§ **Exercise material**
#####

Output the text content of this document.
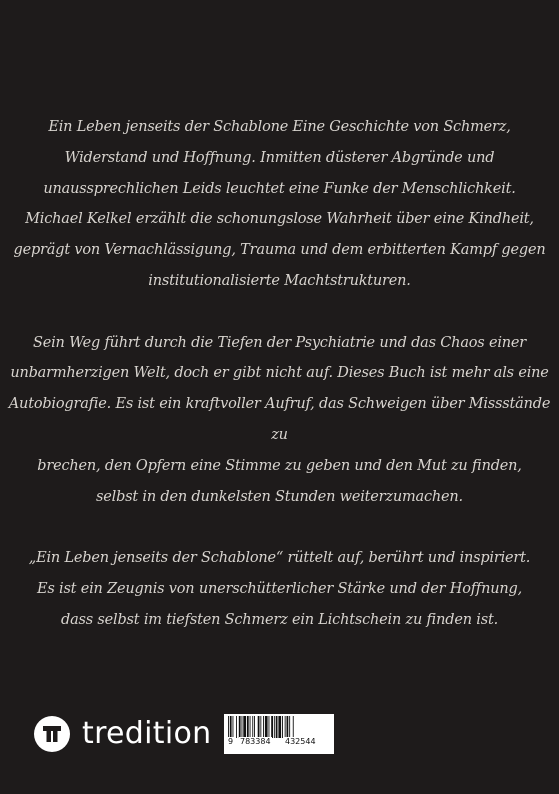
Ein Leben jenseits der Schablone Eine Geschichte von Schmerz,

Widerstand und Hoffnung. Inmitten düsterer Abgründe und

unaussprechlichen Leids leuchtet eine Funke der Menschlichkeit.

Michael Kelkel erzählt die schonungslose Wahrheit über eine Kindheit,

geprägt von Vernachlässigung, Trauma und dem erbitterten Kampf gegen

institutionalisierte Machtstrukturen.

Sein Weg führt durch die Tiefen der Psychiatrie und das Chaos einer

unbarmherzigen Welt, doch er gibt nicht auf. Dieses Buch ist mehr als eine

Autobiografie. Es ist ein kraftvoller Aufruf, das Schweigen über Missstände zu

brechen, den Opfern eine Stimme zu geben und den Mut zu finden,

selbst in den dunkelsten Stunden weiterzumachen.

„Ein Leben jenseits der Schablone“ rüttelt auf, berührt und inspiriert.

Es ist ein Zeugnis von unerschütterlicher Stärke und der Hoffnung,

dass selbst im tiefsten Schmerz ein Lichtschein zu finden ist.

tredition 9 783384 432544
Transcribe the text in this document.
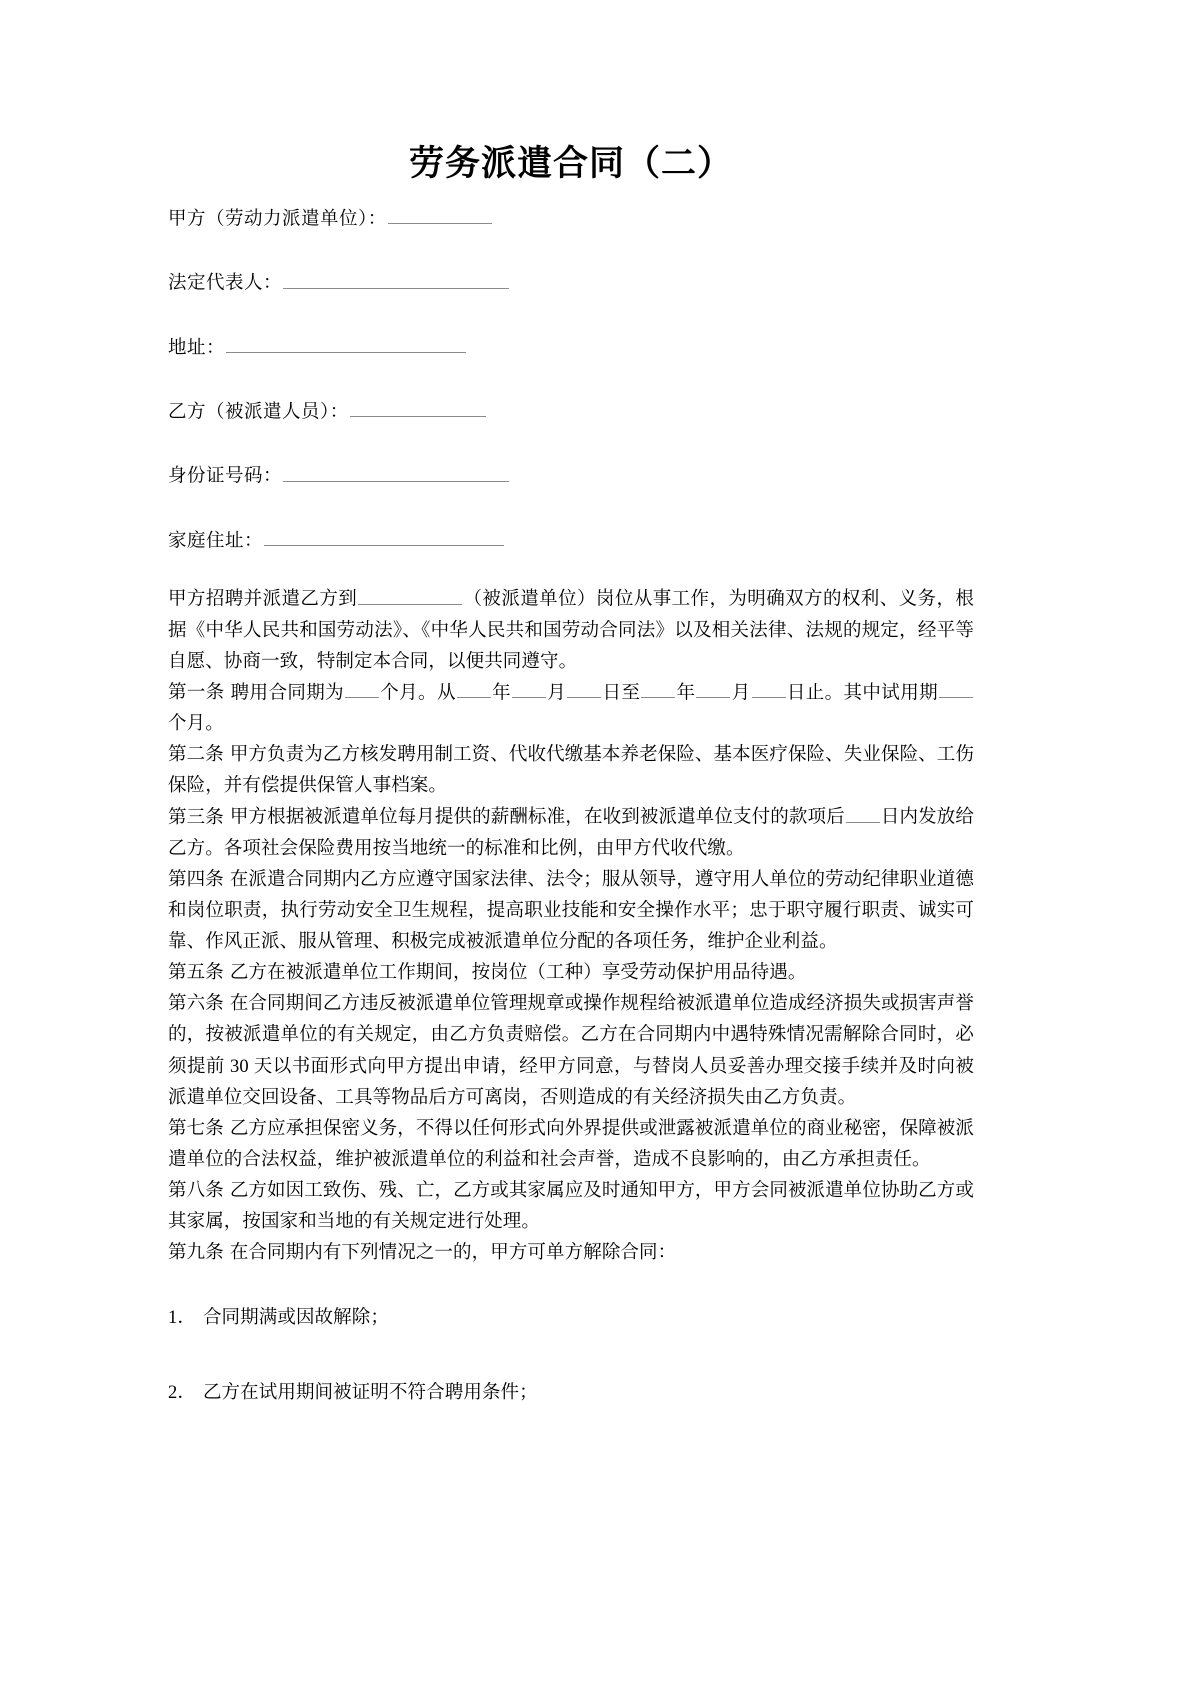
劳务派遣合同（二）

甲方（劳动力派遣单位）：

法定代表人：

地址：

乙方（被派遣人员）：

身份证号码：

家庭住址：

甲方招聘并派遣乙方到	（被派遣单位）岗位从事工作，为明确双方的权利、义务，根据《中华人民共和国劳动法》、《中华人民共和国劳动合同法》以及相关法律、法规的规定，经平等自愿、协商一致，特制定本合同，以便共同遵守。

第一条 聘用合同期为 个月。从 年 月 日至 年 月 日止。其中试用期个月。

第二条 甲方负责为乙方核发聘用制工资、代收代缴基本养老保险、基本医疗保险、失业保险、工伤保险，并有偿提供保管人事档案。

第三条 甲方根据被派遣单位每月提供的薪酬标准，在收到被派遣单位支付的款项后 日内发放给乙方。各项社会保险费用按当地统一的标准和比例，由甲方代收代缴。

第四条 在派遣合同期内乙方应遵守国家法律、法令；服从领导，遵守用人单位的劳动纪律职业道德和岗位职责，执行劳动安全卫生规程，提高职业技能和安全操作水平；忠于职守履行职责、诚实可靠、作风正派、服从管理、积极完成被派遣单位分配的各项任务，维护企业利益。

第五条 乙方在被派遣单位工作期间，按岗位（工种）享受劳动保护用品待遇。

第六条 在合同期间乙方违反被派遣单位管理规章或操作规程给被派遣单位造成经济损失或损害声誉的，按被派遣单位的有关规定，由乙方负责赔偿。乙方在合同期内中遇特殊情况需解除合同时，必须提前 30 天以书面形式向甲方提出申请，经甲方同意，与替岗人员妥善办理交接手续并及时向被派遣单位交回设备、工具等物品后方可离岗，否则造成的有关经济损失由乙方负责。

第七条 乙方应承担保密义务，不得以任何形式向外界提供或泄露被派遣单位的商业秘密，保障被派遣单位的合法权益，维护被派遣单位的利益和社会声誉，造成不良影响的，由乙方承担责任。

第八条 乙方如因工致伤、残、亡，乙方或其家属应及时通知甲方，甲方会同被派遣单位协助乙方或其家属，按国家和当地的有关规定进行处理。

第九条 在合同期内有下列情况之一的，甲方可单方解除合同：

1． 合同期满或因故解除；

2． 乙方在试用期间被证明不符合聘用条件；
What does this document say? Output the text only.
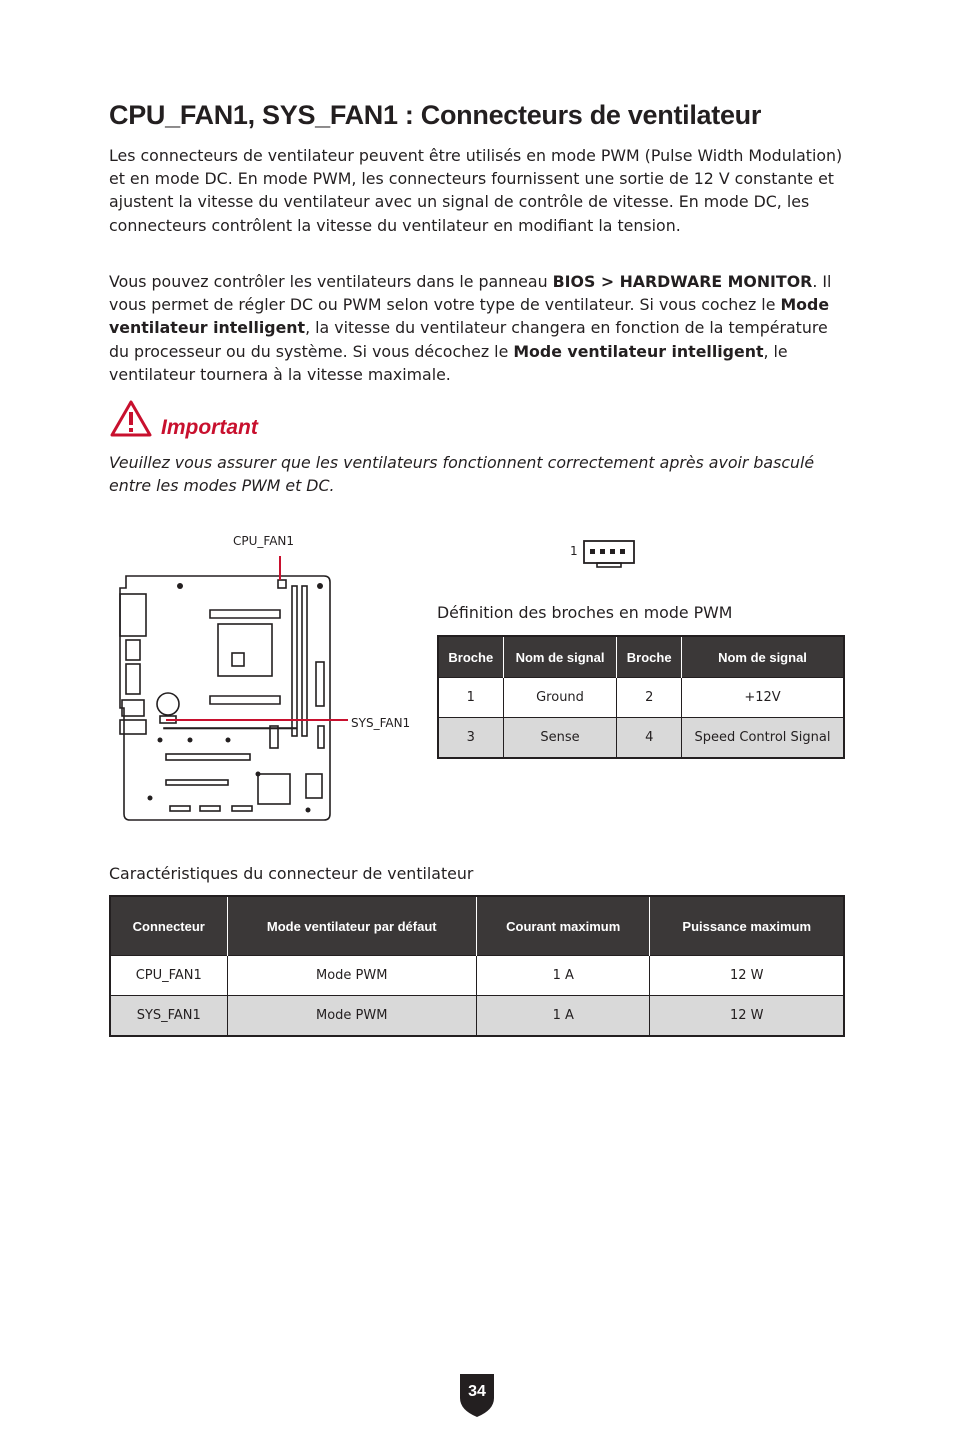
CPU_FAN1, SYS_FAN1 : Connecteurs de ventilateur

Les connecteurs de ventilateur peuvent être utilisés en mode PWM (Pulse Width Modulation) et en mode DC. En mode PWM, les connecteurs fournissent une sortie de 12 V constante et ajustent la vitesse du ventilateur avec un signal de contrôle de vitesse. En mode DC, les connecteurs contrôlent la vitesse du ventilateur en modifiant la tension.

Vous pouvez contrôler les ventilateurs dans le panneau BIOS > HARDWARE MONITOR. Il vous permet de régler DC ou PWM selon votre type de ventilateur. Si vous cochez le Mode ventilateur intelligent, la vitesse du ventilateur changera en fonction de la température du processeur ou du système. Si vous décochez le Mode ventilateur intelligent, le ventilateur tournera à la vitesse maximale.

Important

Veuillez vous assurer que les ventilateurs fonctionnent correctement après avoir basculé entre les modes PWM et DC.

CPU_FAN1
SYS_FAN1
1
Définition des broches en mode PWM
Broche	Nom de signal	Broche	Nom de signal
1	Ground	2	+12V
3	Sense	4	Speed Control Signal
Caractéristiques du connecteur de ventilateur
Connecteur	Mode ventilateur par défaut	Courant maximum	Puissance maximum
CPU_FAN1	Mode PWM	1 A	12 W
SYS_FAN1	Mode PWM	1 A	12 W
34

#####

§ **Goal**
Reply with nothing but a number: how many lines of the entries above contain the string "vous"?

§ **Reply to the exercise**
2